#### Instructions to follow
Reproduce this listing in full.
[begin Dataset extract]
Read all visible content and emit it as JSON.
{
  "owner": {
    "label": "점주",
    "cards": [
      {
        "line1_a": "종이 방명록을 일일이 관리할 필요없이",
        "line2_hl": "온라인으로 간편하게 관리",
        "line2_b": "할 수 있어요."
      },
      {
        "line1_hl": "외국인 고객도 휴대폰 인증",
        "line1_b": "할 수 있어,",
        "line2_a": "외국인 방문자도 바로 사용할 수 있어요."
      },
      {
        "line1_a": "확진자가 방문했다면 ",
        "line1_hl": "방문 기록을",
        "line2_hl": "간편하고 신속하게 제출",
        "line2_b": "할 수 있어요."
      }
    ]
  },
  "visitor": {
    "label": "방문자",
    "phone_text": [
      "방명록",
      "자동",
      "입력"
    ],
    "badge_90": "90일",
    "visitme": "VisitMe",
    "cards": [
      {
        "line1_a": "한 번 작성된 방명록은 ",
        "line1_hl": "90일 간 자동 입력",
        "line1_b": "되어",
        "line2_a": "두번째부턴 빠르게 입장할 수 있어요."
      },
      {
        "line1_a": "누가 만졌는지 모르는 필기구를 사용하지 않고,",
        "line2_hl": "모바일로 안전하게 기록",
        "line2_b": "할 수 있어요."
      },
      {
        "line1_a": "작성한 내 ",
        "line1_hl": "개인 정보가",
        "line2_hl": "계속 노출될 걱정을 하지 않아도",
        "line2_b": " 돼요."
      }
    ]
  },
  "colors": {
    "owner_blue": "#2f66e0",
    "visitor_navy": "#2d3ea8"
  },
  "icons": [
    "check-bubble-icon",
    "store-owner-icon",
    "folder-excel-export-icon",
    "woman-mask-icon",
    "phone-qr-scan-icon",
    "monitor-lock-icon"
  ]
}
[end Dataset extract]
#### Solution below
Read all visible content and emit it as JSON.
{
  "owner": {
    "label": "점주",
    "cards": [
      {
        "line1_a": "종이 방명록을 일일이 관리할 필요없이",
        "line2_hl": "온라인으로 간편하게 관리",
        "line2_b": "할 수 있어요."
      },
      {
        "line1_hl": "외국인 고객도 휴대폰 인증",
        "line1_b": "할 수 있어,",
        "line2_a": "외국인 방문자도 바로 사용할 수 있어요."
      },
      {
        "line1_a": "확진자가 방문했다면 ",
        "line1_hl": "방문 기록을",
        "line2_hl": "간편하고 신속하게 제출",
        "line2_b": "할 수 있어요."
      }
    ]
  },
  "visitor": {
    "label": "방문자",
    "phone_text": [
      "방명록",
      "자동",
      "입력"
    ],
    "badge_90": "90일",
    "visitme": "VisitMe",
    "cards": [
      {
        "line1_a": "한 번 작성된 방명록은 ",
        "line1_hl": "90일 간 자동 입력",
        "line1_b": "되어",
        "line2_a": "두번째부턴 빠르게 입장할 수 있어요."
      },
      {
        "line1_a": "누가 만졌는지 모르는 필기구를 사용하지 않고,",
        "line2_hl": "모바일로 안전하게 기록",
        "line2_b": "할 수 있어요."
      },
      {
        "line1_a": "작성한 내 ",
        "line1_hl": "개인 정보가",
        "line2_hl": "계속 노출될 걱정을 하지 않아도",
        "line2_b": " 돼요."
      }
    ]
  },
  "colors": {
    "owner_blue": "#2f66e0",
    "visitor_navy": "#2d3ea8"
  },
  "icons": [
    "check-bubble-icon",
    "store-owner-icon",
    "folder-excel-export-icon",
    "woman-mask-icon",
    "phone-qr-scan-icon",
    "monitor-lock-icon"
  ]
}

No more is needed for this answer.